Figure contents as structured data:
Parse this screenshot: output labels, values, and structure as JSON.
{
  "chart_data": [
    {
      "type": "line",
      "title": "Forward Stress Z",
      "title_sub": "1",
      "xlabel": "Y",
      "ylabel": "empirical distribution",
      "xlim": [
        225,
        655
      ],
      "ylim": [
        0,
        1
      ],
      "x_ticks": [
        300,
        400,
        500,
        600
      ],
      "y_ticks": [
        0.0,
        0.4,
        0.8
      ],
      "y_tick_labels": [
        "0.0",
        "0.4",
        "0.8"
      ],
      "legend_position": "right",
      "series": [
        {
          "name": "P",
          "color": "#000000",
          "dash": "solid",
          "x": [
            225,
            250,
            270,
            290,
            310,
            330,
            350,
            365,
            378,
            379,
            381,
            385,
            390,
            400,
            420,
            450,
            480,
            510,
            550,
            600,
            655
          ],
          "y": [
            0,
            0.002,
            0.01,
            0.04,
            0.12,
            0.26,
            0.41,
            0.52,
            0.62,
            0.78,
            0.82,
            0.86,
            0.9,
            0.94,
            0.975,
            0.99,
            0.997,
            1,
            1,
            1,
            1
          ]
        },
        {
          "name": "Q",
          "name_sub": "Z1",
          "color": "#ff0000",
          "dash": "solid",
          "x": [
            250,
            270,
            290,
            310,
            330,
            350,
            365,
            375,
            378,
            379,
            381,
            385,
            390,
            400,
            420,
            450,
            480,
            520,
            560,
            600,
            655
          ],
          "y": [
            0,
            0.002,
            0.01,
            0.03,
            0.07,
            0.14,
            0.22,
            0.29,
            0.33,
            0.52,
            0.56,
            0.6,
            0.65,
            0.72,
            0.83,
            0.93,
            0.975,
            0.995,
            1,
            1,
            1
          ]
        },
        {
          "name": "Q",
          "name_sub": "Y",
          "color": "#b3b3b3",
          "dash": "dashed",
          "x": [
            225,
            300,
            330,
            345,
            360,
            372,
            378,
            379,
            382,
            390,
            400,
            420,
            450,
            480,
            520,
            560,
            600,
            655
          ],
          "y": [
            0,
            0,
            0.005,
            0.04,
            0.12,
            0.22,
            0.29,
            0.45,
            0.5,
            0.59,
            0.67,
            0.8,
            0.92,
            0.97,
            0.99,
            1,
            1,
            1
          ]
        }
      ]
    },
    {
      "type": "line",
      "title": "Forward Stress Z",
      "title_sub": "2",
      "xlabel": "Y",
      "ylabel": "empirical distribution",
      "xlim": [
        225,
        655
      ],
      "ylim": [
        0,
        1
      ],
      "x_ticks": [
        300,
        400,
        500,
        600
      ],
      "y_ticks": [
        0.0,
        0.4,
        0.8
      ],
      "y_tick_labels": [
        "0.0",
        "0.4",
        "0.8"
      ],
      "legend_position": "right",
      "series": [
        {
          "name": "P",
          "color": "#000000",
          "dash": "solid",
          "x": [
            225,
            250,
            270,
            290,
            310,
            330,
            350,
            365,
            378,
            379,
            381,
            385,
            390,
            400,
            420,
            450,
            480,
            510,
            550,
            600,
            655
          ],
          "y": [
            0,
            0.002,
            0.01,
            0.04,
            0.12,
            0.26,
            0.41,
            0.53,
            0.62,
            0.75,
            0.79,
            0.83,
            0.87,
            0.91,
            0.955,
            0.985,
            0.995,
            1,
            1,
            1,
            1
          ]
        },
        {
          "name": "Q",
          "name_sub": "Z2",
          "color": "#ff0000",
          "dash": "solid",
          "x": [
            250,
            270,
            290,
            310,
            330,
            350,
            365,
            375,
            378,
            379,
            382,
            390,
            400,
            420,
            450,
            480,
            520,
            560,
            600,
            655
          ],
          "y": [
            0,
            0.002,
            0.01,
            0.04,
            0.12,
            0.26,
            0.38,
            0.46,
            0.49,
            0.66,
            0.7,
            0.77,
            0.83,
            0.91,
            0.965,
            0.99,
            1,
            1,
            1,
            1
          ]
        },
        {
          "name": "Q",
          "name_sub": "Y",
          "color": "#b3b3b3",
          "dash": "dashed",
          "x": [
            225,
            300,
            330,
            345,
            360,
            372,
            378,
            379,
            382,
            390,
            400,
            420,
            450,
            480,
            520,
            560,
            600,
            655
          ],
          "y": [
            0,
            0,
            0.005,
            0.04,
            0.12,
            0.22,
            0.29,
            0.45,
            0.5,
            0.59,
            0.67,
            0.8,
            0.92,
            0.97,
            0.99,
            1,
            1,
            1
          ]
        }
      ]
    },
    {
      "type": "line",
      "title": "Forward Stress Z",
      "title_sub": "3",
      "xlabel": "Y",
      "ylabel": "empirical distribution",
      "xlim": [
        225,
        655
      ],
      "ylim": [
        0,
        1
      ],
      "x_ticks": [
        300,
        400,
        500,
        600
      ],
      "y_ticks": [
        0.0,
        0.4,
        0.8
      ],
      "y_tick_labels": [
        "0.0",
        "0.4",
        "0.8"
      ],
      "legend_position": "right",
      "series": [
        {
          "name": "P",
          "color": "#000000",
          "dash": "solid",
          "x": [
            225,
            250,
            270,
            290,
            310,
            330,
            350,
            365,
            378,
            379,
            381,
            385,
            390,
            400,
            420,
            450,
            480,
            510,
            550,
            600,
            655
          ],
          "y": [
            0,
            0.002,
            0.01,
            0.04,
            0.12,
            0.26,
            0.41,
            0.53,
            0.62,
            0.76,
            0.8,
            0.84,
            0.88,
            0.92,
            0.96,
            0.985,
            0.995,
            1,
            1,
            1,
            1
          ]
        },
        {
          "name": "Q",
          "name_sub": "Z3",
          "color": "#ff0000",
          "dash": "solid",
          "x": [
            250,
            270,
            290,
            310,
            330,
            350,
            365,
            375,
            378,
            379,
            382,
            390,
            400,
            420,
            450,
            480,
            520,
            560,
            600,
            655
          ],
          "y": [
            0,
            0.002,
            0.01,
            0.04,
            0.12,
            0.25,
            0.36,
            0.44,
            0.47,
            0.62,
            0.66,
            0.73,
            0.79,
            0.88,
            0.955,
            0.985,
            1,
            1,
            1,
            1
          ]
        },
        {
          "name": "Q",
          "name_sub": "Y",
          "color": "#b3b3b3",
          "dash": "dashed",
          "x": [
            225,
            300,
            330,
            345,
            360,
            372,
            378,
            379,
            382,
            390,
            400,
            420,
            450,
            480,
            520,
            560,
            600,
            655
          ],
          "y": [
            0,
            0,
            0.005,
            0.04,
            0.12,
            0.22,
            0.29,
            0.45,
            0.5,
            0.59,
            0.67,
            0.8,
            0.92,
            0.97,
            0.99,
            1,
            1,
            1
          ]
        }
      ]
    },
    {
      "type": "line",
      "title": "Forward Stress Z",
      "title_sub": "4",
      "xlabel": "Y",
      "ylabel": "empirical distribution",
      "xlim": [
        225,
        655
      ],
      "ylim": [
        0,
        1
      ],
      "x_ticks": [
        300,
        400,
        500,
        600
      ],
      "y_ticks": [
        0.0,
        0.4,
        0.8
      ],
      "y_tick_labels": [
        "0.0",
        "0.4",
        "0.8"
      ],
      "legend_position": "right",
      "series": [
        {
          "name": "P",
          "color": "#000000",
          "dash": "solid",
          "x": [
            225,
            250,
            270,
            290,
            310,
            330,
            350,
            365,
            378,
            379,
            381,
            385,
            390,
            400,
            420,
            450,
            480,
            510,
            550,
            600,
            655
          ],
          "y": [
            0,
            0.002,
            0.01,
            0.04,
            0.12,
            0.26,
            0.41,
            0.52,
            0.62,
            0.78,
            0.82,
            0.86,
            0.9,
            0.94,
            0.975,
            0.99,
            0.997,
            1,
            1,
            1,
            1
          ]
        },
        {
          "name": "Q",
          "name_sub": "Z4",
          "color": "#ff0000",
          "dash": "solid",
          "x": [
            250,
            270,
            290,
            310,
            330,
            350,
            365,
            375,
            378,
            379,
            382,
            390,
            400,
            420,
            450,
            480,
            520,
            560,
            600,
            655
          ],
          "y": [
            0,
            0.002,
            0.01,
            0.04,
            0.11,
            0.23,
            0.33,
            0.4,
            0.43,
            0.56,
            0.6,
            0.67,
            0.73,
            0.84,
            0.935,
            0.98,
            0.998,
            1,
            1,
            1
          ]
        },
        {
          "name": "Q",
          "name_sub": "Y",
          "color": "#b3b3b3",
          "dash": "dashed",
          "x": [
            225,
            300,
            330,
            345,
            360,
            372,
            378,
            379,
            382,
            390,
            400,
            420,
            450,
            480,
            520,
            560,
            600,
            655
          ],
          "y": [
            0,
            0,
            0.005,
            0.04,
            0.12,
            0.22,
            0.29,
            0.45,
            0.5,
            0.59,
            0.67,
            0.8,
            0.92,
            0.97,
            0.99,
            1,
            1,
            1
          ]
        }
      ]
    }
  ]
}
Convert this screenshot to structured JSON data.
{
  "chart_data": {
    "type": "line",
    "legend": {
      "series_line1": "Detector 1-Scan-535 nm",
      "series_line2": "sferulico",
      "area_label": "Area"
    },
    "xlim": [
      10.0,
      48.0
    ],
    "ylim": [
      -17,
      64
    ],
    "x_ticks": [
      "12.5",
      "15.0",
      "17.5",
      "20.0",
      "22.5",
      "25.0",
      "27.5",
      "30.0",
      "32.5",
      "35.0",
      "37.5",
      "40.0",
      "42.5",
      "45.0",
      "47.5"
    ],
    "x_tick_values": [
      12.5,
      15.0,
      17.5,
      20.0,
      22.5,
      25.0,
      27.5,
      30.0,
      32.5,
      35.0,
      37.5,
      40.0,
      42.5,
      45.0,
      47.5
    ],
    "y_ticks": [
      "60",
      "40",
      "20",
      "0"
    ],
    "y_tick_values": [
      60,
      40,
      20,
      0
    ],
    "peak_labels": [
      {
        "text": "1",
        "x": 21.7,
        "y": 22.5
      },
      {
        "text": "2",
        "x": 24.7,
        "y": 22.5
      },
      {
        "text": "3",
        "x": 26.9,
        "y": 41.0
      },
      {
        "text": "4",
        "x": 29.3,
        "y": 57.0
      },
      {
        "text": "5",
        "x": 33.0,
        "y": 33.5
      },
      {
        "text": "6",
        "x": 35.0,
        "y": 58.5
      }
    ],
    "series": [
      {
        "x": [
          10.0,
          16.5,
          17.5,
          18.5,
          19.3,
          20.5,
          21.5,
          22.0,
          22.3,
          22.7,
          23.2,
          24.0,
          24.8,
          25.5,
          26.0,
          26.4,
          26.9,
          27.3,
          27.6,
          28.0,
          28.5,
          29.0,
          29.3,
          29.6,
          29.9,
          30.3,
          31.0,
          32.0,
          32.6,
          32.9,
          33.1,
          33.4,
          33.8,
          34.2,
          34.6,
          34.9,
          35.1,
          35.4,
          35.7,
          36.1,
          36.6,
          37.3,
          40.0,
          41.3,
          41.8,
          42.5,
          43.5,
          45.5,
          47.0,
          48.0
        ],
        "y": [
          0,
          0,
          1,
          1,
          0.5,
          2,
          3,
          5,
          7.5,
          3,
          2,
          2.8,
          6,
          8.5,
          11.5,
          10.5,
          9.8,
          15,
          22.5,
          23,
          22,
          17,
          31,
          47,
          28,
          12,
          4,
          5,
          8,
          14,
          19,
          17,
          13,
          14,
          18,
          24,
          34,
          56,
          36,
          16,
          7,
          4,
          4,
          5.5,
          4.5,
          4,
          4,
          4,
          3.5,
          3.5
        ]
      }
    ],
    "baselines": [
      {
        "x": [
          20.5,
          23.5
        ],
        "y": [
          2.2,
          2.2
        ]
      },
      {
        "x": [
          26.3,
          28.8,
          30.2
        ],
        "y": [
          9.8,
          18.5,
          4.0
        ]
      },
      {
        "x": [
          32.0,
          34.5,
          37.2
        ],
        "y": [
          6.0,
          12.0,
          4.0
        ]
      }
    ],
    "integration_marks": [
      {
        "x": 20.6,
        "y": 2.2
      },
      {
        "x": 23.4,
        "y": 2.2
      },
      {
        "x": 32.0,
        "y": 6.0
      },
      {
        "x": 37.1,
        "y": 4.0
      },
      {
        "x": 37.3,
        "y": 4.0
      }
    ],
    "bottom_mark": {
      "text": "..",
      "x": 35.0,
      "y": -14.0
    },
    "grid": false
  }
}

:: Your task ::
Using the entries above, find all lines with "screenshot". Copy them.

:: Exercise output ::
Parse this screenshot: output labels, values, and structure as JSON.
Convert this screenshot to structured JSON data.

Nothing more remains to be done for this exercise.